> [The problem]: Look through the records and report how many lines include the word "center", with no other words.
==*==
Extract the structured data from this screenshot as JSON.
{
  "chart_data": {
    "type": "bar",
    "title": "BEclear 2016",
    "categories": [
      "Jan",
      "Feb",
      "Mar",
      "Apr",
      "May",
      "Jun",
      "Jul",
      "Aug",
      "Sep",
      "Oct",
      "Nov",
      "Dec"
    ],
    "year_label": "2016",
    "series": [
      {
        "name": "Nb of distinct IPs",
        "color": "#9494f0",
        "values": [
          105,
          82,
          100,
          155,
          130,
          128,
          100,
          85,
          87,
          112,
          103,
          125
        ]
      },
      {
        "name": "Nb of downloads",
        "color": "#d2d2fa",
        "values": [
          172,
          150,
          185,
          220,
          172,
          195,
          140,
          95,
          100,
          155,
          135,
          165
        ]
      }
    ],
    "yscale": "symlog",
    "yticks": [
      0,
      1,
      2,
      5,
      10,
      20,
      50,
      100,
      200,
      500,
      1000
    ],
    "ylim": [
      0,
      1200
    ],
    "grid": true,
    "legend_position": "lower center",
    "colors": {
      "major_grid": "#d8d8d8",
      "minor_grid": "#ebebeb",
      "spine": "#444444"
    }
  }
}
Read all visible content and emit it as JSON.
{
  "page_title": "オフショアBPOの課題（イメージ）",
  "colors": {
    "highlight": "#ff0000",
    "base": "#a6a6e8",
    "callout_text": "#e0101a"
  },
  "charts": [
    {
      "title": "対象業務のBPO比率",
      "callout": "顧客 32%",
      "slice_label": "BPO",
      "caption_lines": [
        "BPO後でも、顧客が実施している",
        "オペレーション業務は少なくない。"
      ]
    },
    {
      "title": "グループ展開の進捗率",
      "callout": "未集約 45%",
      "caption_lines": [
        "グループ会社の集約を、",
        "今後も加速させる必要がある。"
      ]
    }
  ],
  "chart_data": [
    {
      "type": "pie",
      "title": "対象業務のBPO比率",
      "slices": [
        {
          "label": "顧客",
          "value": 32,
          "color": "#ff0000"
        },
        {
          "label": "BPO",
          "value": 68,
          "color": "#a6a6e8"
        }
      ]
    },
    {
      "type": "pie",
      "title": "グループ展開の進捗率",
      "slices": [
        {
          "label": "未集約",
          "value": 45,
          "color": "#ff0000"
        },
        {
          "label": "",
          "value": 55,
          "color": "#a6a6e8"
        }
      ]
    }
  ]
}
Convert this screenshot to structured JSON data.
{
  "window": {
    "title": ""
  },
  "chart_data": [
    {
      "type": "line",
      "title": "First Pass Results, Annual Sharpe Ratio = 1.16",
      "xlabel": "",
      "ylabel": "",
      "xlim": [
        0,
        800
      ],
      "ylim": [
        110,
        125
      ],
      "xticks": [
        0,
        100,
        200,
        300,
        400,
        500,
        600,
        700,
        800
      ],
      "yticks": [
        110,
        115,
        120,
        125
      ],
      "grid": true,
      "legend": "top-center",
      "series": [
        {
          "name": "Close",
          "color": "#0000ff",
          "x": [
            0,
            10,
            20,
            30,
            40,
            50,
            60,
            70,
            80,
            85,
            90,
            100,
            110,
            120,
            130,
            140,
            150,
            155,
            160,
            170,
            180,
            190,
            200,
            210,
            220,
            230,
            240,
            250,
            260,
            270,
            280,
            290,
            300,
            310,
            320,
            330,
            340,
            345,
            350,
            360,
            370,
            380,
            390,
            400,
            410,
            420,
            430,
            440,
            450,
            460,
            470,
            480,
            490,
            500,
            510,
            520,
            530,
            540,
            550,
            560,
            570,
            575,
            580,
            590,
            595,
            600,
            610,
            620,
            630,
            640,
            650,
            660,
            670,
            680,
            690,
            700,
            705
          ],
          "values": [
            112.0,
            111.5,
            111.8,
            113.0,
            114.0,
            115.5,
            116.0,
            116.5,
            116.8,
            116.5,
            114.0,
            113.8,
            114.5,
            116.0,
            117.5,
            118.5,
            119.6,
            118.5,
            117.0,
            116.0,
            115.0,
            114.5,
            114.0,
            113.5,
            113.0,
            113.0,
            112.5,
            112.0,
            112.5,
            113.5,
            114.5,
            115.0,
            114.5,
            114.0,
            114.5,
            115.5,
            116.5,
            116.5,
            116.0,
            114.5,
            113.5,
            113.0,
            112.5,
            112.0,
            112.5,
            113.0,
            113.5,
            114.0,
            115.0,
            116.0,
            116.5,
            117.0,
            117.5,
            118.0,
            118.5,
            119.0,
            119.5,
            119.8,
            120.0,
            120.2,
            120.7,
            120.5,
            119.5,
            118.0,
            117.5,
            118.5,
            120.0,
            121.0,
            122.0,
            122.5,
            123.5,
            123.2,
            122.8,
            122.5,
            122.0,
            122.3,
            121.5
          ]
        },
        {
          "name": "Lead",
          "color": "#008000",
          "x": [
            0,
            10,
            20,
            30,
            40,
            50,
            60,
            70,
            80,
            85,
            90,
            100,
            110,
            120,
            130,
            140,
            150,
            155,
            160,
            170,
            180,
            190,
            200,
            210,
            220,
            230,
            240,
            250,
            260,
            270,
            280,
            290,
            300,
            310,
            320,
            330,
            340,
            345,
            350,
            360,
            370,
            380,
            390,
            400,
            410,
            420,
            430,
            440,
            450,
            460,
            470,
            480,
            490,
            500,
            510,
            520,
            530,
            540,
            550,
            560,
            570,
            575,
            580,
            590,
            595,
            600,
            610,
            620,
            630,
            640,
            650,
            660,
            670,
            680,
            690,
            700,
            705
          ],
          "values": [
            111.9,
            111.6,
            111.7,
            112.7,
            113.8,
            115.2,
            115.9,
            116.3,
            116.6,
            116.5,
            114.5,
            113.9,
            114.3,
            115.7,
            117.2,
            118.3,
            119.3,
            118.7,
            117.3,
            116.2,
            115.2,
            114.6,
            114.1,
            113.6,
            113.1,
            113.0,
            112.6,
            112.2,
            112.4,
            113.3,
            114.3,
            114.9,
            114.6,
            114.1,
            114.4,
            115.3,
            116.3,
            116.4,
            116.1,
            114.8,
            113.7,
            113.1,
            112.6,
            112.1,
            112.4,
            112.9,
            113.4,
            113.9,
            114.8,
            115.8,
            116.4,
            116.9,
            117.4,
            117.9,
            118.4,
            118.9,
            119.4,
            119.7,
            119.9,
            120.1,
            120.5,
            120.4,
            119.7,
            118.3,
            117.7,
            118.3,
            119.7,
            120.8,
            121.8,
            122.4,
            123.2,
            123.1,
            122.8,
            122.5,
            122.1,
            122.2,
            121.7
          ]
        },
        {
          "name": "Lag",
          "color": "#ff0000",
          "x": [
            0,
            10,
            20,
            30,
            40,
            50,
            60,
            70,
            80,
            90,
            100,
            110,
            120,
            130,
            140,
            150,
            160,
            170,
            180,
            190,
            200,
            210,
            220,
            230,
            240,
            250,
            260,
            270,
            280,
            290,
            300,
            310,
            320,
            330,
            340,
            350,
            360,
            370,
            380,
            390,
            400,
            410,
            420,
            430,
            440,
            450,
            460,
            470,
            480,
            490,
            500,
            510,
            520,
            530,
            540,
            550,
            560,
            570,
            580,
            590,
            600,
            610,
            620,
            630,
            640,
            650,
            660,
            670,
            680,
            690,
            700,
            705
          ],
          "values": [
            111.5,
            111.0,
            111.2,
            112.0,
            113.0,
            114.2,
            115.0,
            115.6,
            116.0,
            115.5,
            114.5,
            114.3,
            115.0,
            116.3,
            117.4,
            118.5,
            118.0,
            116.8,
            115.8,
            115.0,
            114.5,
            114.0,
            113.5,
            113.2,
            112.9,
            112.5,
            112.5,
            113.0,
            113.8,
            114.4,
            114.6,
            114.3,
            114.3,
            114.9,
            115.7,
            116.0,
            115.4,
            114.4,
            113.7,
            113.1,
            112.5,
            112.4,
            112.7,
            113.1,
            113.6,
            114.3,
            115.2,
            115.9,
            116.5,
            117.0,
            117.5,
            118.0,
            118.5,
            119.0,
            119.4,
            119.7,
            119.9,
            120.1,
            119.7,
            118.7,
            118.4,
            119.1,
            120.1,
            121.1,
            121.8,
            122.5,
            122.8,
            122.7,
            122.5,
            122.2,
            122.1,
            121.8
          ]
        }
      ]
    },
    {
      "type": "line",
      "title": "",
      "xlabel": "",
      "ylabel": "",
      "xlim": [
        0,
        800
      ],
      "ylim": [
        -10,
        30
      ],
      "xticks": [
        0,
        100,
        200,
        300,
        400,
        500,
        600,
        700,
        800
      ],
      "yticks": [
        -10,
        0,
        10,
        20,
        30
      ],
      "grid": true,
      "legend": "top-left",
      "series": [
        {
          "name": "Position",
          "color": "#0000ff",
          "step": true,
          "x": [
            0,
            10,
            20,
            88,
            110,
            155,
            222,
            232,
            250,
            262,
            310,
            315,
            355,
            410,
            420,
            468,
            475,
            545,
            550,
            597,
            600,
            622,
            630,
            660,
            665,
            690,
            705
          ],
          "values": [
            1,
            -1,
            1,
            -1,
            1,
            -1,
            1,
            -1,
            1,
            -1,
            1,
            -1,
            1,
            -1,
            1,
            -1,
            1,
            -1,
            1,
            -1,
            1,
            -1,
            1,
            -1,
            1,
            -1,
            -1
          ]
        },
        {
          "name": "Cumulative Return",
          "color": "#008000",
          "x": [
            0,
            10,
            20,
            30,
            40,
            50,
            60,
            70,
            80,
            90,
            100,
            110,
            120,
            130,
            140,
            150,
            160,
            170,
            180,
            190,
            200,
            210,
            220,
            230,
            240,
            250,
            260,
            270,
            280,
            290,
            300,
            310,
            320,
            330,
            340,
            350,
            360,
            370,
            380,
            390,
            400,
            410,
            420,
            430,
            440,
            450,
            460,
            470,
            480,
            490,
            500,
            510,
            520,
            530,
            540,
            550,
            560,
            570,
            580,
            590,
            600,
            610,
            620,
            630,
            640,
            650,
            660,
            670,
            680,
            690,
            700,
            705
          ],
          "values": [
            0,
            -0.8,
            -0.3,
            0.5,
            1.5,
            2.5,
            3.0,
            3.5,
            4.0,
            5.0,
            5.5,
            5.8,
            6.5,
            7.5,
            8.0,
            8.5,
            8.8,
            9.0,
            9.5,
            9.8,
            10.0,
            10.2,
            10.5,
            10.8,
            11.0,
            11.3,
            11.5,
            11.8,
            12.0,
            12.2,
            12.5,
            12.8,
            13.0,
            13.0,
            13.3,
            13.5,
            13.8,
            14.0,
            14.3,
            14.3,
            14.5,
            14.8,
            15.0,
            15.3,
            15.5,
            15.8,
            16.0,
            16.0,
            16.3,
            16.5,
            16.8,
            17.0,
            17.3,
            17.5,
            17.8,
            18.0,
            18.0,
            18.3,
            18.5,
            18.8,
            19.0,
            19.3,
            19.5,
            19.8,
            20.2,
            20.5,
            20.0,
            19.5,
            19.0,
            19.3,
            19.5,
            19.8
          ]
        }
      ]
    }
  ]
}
==*==
> [Written solution]: 2